THE TASKS —
(a) List every material the description on handmade inks says is gathered by foraging.
(b) In the description on handmade inks, what do the crystalline structures of copper salts look like?

TEXT —
Description

My work begins on the ground.

It begins with foraging—fallen leaves, plants and petals, rusted metals, soils and bark. Materials gathered not by design but by attention: what the season offers, what the place releases, what would otherwise go unnoticed underfoot.

Materials boiled down to colour, metals left to oxidise, water carrying what the earth releases. The inks I make are unstable by nature. They stain, bloom, crystallise, settle. They resist being fixed, frozen once dried. Their behaviour becomes a collaborator—gravity, heat, time and chemical reactions shaping the surface alongside my hand.

Looking closely becomes a way of understanding.

Macro photography and microscopy expose the secretive, internal life of the material—a life usually hidden in minuscule detail, overlooked in favour of the image. Scale collapses. The surface opens into a whole new minute universe. Cracks form like dried riverbeds. Fields of colour resemble aerial landscapes or cosmic atmospheres. The crystalline structures of copper salts look like nothing so much as constellations.

The minute echoes the vast. A sublime lives not only in mountains or open skies but in the behaviour of matter—in the quiet drama of colours transforming, in the unpredictable way two inks react to each other, in the life that continues on the surface long after the brush has lifted.

DATA SHOWN —
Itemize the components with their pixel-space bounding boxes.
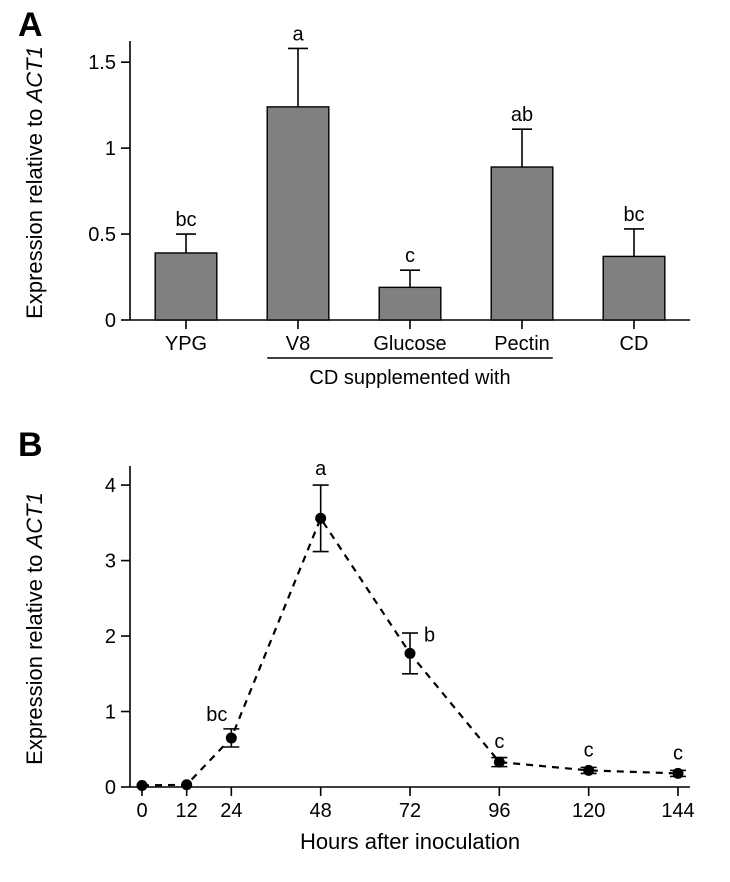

EXERCISE ANSWERS —
(a) fallen leaves, plants, petals, rusted metals, soils, bark

(b) Constellations.